# TASK
Return, exactly as written, the run of lines that begins at the line containing "Output a JSON" and ends at the line containing "Transcribe this image's". Nothing outside that run belongs in the answer.
## start EXTRACTED INFORMATION
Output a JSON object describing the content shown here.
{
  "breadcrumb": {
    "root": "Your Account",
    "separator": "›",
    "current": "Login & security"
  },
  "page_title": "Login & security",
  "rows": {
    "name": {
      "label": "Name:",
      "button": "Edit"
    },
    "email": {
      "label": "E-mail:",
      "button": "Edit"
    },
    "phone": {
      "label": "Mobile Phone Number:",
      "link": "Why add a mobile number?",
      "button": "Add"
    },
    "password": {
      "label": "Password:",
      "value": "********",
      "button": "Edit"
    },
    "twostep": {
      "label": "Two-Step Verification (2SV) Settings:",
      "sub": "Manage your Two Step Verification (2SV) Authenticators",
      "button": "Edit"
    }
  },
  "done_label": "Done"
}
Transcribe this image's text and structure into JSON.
## end EXTRACTED INFORMATION
## start EXTRACTED INFORMATION
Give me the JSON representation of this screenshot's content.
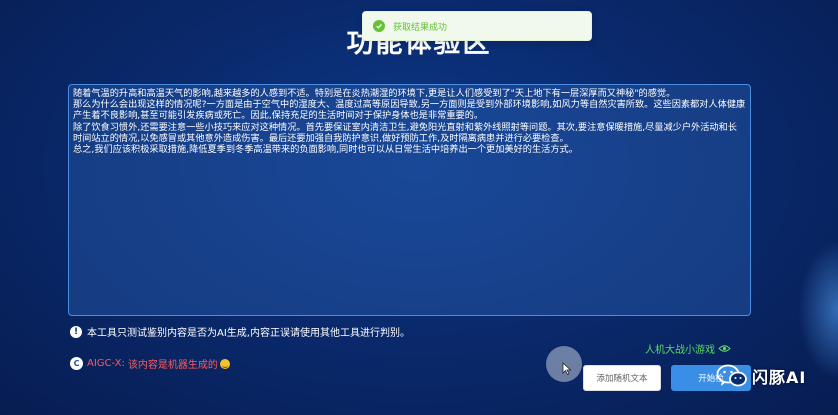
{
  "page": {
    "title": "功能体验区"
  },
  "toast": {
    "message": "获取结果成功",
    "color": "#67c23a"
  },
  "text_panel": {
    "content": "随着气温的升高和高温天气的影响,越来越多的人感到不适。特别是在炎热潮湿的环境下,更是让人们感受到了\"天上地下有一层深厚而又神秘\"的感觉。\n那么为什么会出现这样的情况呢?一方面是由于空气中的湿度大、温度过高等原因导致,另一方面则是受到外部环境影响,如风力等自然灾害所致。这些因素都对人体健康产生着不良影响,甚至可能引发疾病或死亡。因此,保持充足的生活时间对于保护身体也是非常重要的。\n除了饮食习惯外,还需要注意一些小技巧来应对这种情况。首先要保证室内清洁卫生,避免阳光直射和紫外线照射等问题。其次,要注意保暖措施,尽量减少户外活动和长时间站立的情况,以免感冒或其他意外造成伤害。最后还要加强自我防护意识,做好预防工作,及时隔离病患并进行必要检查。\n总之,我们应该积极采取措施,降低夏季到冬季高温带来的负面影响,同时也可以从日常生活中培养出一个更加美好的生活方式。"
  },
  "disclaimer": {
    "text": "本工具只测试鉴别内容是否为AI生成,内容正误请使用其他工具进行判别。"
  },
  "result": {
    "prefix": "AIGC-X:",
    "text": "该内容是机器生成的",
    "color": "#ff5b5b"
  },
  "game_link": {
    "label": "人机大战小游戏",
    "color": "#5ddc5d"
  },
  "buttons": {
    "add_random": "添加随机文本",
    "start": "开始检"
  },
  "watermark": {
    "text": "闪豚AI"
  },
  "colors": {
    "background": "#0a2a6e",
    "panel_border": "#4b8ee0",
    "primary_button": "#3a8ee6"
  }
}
## end EXTRACTED INFORMATION
## start EXTRACTED INFORMATION
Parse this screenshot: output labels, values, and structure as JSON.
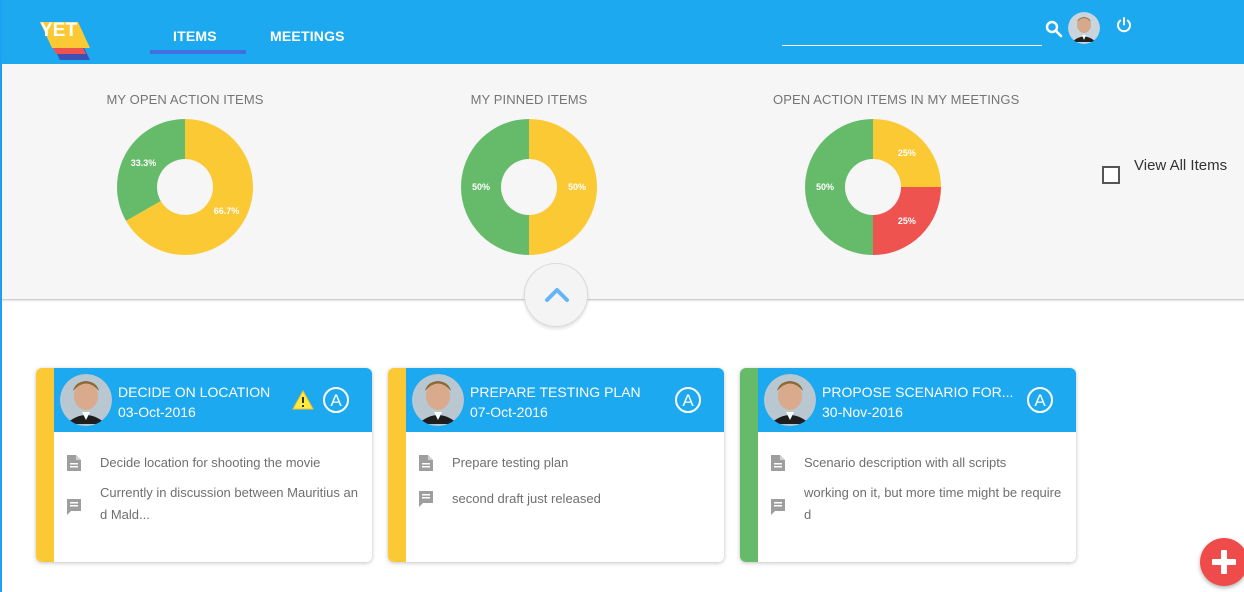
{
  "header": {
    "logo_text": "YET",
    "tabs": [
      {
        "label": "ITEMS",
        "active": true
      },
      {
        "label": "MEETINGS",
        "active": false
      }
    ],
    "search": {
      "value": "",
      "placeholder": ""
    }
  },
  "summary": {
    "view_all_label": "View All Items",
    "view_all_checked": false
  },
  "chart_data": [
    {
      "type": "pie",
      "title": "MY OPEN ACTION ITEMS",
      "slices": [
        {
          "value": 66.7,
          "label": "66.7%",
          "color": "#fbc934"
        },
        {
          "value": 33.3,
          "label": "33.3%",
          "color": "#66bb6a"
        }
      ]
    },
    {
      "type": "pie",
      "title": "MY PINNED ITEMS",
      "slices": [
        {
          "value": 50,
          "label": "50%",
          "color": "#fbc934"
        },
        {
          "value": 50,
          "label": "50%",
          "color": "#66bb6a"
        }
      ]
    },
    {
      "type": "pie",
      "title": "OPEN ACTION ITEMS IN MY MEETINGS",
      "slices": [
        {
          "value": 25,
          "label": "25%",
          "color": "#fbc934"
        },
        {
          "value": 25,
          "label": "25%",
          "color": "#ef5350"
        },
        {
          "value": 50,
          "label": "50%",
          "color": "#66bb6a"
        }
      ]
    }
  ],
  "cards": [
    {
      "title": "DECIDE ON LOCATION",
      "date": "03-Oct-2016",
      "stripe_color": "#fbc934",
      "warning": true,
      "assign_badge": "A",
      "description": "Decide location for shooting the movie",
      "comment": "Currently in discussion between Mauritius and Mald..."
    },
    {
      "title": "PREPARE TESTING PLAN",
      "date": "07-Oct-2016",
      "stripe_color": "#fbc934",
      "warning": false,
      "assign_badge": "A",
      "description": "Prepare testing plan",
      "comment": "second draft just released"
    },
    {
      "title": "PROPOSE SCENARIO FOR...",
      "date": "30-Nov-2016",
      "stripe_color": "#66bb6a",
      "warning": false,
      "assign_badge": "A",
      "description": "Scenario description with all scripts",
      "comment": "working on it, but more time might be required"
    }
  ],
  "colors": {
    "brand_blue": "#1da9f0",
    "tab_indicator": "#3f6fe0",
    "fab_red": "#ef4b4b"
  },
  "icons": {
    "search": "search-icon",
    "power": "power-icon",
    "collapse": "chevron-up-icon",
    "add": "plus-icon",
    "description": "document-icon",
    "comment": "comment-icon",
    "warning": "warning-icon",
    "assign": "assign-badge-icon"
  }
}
## end EXTRACTED INFORMATION
# PROBLEM SOLUTION
Output a JSON object describing the content shown here.
{
  "breadcrumb": {
    "root": "Your Account",
    "separator": "›",
    "current": "Login & security"
  },
  "page_title": "Login & security",
  "rows": {
    "name": {
      "label": "Name:",
      "button": "Edit"
    },
    "email": {
      "label": "E-mail:",
      "button": "Edit"
    },
    "phone": {
      "label": "Mobile Phone Number:",
      "link": "Why add a mobile number?",
      "button": "Add"
    },
    "password": {
      "label": "Password:",
      "value": "********",
      "button": "Edit"
    },
    "twostep": {
      "label": "Two-Step Verification (2SV) Settings:",
      "sub": "Manage your Two Step Verification (2SV) Authenticators",
      "button": "Edit"
    }
  },
  "done_label": "Done"
}
Transcribe this image's text and structure into JSON.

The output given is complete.